PROVIDED ENTRIES ::
----
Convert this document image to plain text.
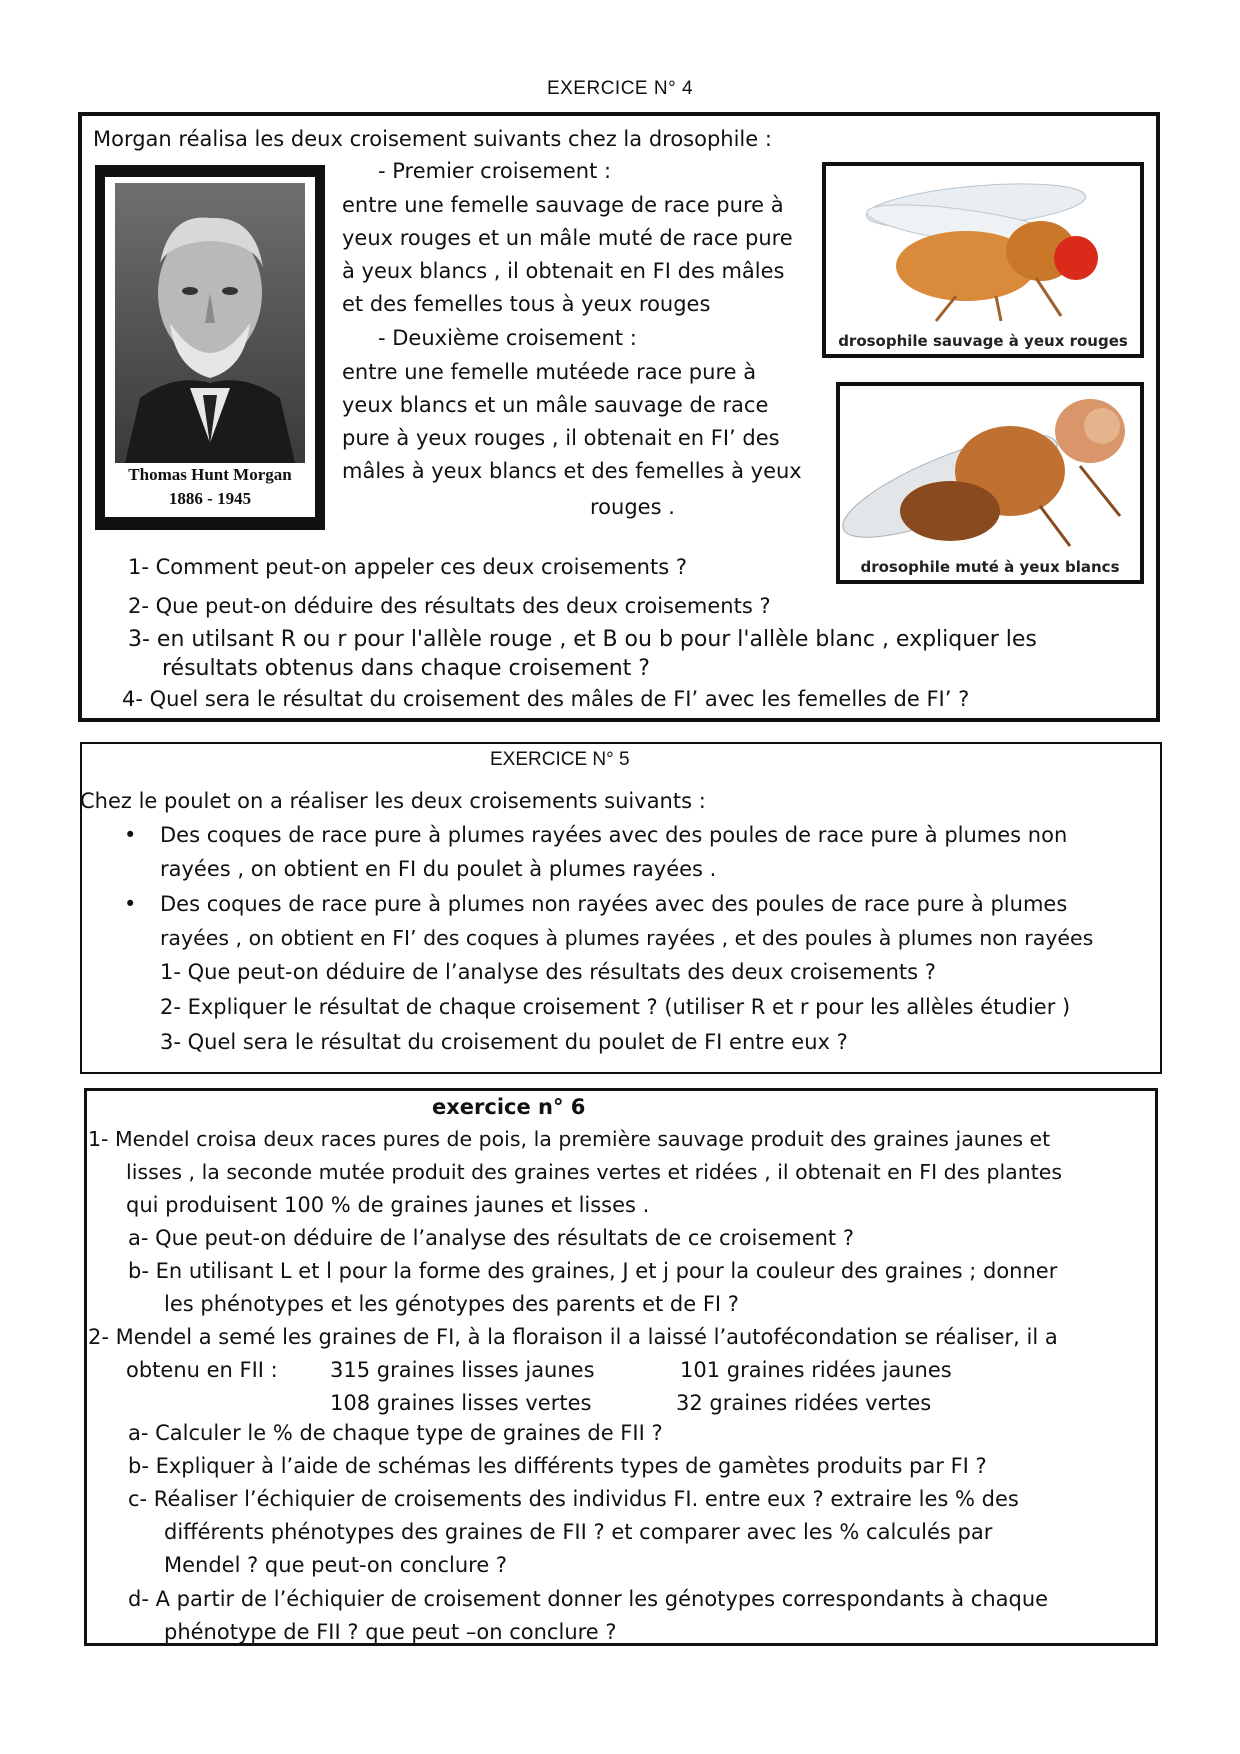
EXERCICE N° 4
Morgan réalisa les deux croisement suivants chez la drosophile :
Thomas Hunt Morgan
1886 - 1945
- Premier croisement :
entre une femelle sauvage de race pure à
yeux rouges et un mâle muté de race pure
à yeux blancs , il obtenait en FI des mâles
et des femelles tous à yeux rouges
- Deuxième croisement :
entre une femelle mutéede race pure à
yeux blancs et un mâle sauvage de race
pure à yeux rouges , il obtenait en FI’ des
mâles à yeux blancs et des femelles à yeux
rouges .
drosophile sauvage à yeux rouges
drosophile muté à yeux blancs
1- Comment peut-on appeler ces deux croisements ?
2- Que peut-on déduire des résultats des deux croisements ?
3- en utilsant R ou r pour l'allèle rouge , et B ou b pour l'allèle blanc , expliquer les
résultats obtenus dans chaque croisement ?
4- Quel sera le résultat du croisement des mâles de FI’ avec les femelles de FI’ ?
EXERCICE N° 5
Chez le poulet on a réaliser les deux croisements suivants :
• Des coques de race pure à plumes rayées avec des poules de race pure à plumes non
rayées , on obtient en FI du poulet à plumes rayées .
• Des coques de race pure à plumes non rayées avec des poules de race pure à plumes
rayées , on obtient en FI’ des coques à plumes rayées , et des poules à plumes non rayées
1- Que peut-on déduire de l’analyse des résultats des deux croisements ?
2- Expliquer le résultat de chaque croisement ? (utiliser R et r pour les allèles étudier )
3- Quel sera le résultat du croisement du poulet de FI entre eux ?
exercice n° 6
1- Mendel croisa deux races pures de pois, la première sauvage produit des graines jaunes et
lisses , la seconde mutée produit des graines vertes et ridées , il obtenait en FI des plantes
qui produisent 100 % de graines jaunes et lisses .
a- Que peut-on déduire de l’analyse des résultats de ce croisement ?
b- En utilisant L et l pour la forme des graines, J et j pour la couleur des graines ; donner
les phénotypes et les génotypes des parents et de FI ?
2- Mendel a semé les graines de FI, à la floraison il a laissé l’autofécondation se réaliser, il a
obtenu en FII : 315 graines lisses jaunes	101 graines ridées jaunes
108 graines lisses vertes	32 graines ridées vertes
a- Calculer le % de chaque type de graines de FII ?
b- Expliquer à l’aide de schémas les différents types de gamètes produits par FI ?
c- Réaliser l’échiquier de croisements des individus FI. entre eux ? extraire les % des
différents phénotypes des graines de FII ? et comparer avec les % calculés par
Mendel ? que peut-on conclure ?
d- A partir de l’échiquier de croisement donner les génotypes correspondants à chaque
phénotype de FII ? que peut –on conclure ?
----
Extract from the material all lines containing the string "génotypes".

THE COMPLETED TASK ::
les phénotypes et les génotypes des parents et de FI ?
d- A partir de l’échiquier de croisement donner les génotypes correspondants à chaque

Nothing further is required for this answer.